**WHAT IS BEING ASKED**
From the listing below, extract each entry exactly as written, minus the images.
================
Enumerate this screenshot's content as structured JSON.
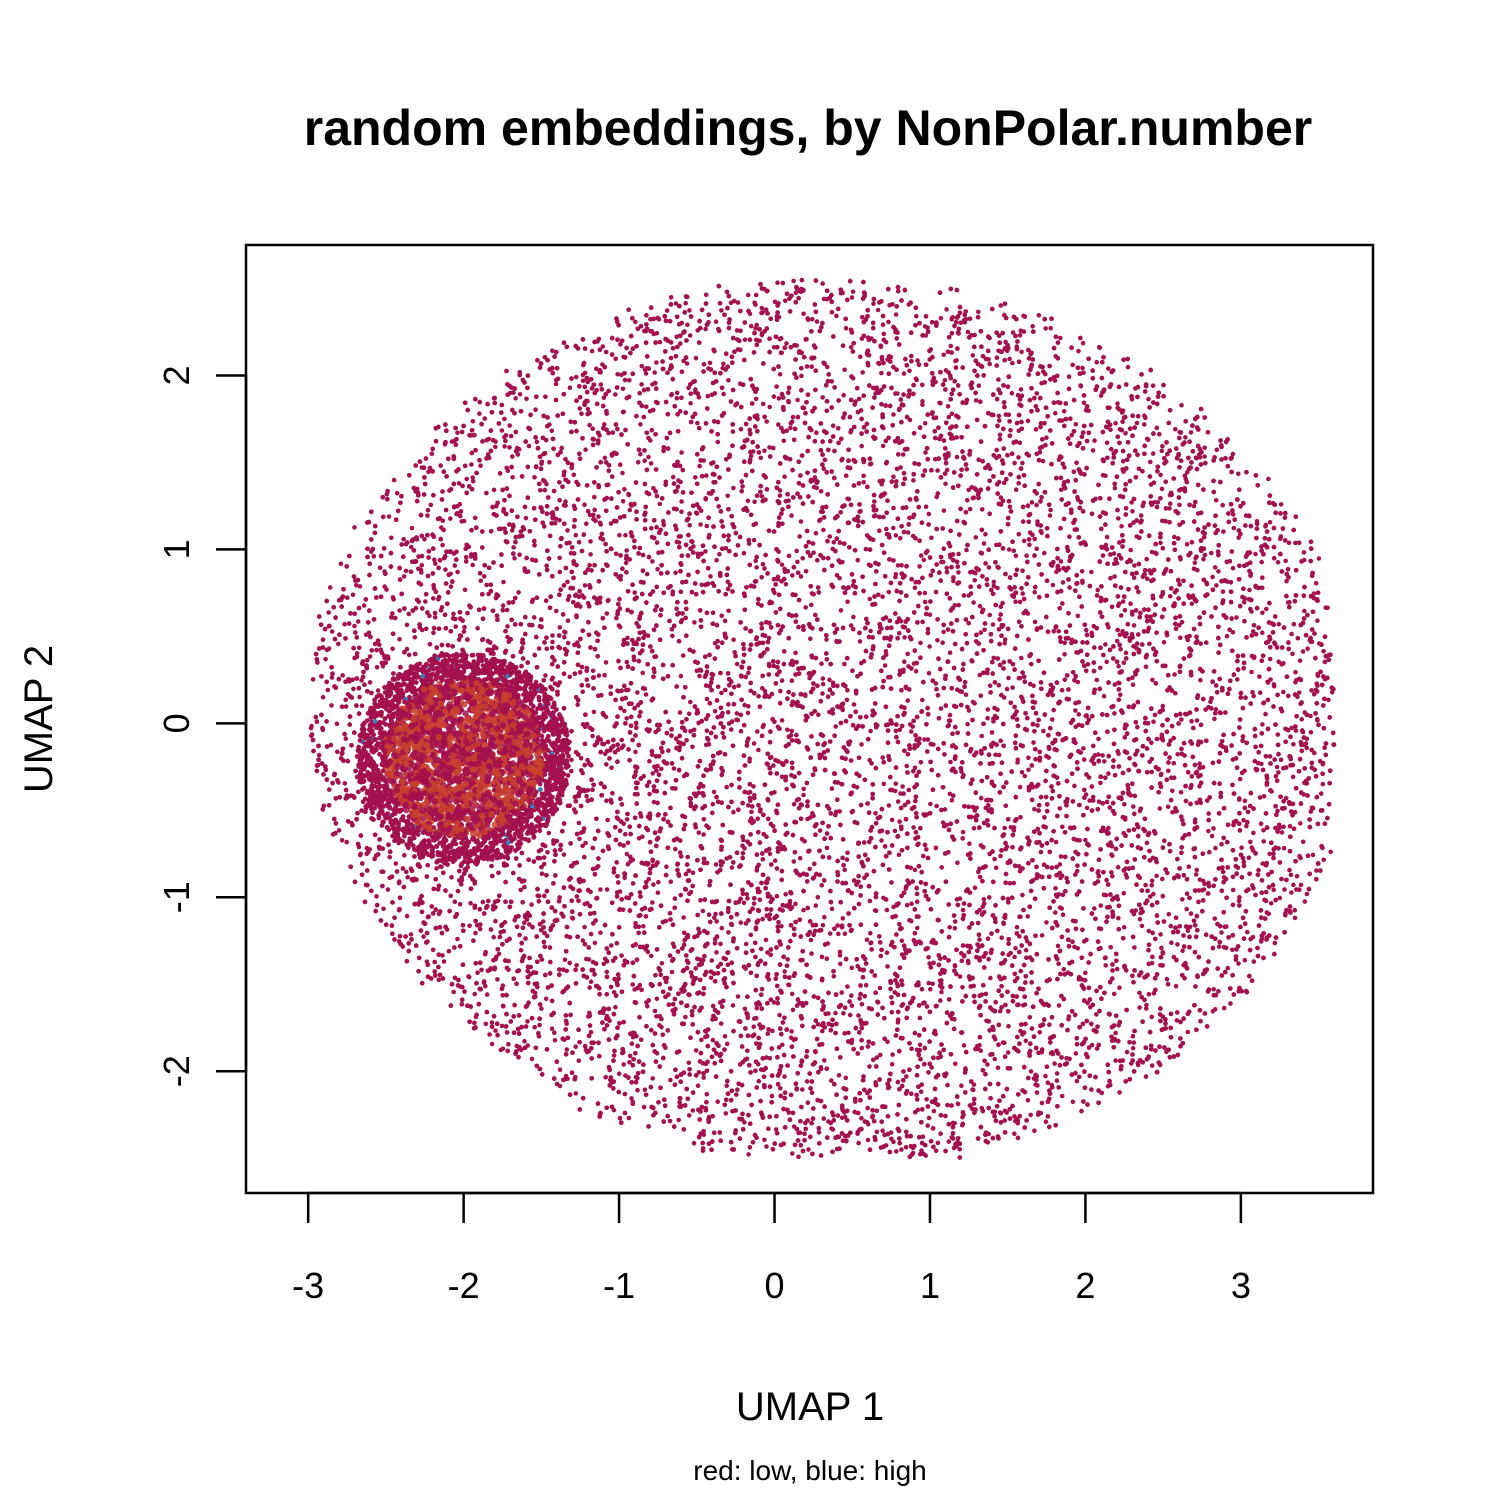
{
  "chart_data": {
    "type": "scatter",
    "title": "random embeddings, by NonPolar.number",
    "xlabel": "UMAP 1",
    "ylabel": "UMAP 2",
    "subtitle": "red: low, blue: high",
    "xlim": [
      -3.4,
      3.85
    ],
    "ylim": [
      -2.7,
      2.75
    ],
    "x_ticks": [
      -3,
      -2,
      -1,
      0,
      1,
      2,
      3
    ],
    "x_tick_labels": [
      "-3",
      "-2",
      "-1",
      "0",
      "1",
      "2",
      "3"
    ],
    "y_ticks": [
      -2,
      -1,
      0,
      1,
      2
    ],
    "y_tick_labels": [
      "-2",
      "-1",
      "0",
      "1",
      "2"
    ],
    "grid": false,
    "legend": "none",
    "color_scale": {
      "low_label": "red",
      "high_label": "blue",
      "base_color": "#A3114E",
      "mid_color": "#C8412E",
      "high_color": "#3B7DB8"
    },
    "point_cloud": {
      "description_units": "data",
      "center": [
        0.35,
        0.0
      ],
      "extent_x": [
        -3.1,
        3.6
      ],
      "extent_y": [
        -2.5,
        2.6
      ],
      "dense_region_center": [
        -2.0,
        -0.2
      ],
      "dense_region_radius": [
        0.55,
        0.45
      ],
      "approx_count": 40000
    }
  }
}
================
**TASK SOLUTION**
Enumerate this screenshot's content as structured JSON.
{
  "chart_data": {
    "type": "scatter",
    "title": "random embeddings, by NonPolar.number",
    "xlabel": "UMAP 1",
    "ylabel": "UMAP 2",
    "subtitle": "red: low, blue: high",
    "xlim": [
      -3.4,
      3.85
    ],
    "ylim": [
      -2.7,
      2.75
    ],
    "x_ticks": [
      -3,
      -2,
      -1,
      0,
      1,
      2,
      3
    ],
    "x_tick_labels": [
      "-3",
      "-2",
      "-1",
      "0",
      "1",
      "2",
      "3"
    ],
    "y_ticks": [
      -2,
      -1,
      0,
      1,
      2
    ],
    "y_tick_labels": [
      "-2",
      "-1",
      "0",
      "1",
      "2"
    ],
    "grid": false,
    "legend": "none",
    "color_scale": {
      "low_label": "red",
      "high_label": "blue",
      "base_color": "#A3114E",
      "mid_color": "#C8412E",
      "high_color": "#3B7DB8"
    },
    "point_cloud": {
      "description_units": "data",
      "center": [
        0.35,
        0.0
      ],
      "extent_x": [
        -3.1,
        3.6
      ],
      "extent_y": [
        -2.5,
        2.6
      ],
      "dense_region_center": [
        -2.0,
        -0.2
      ],
      "dense_region_radius": [
        0.55,
        0.45
      ],
      "approx_count": 40000
    }
  }
}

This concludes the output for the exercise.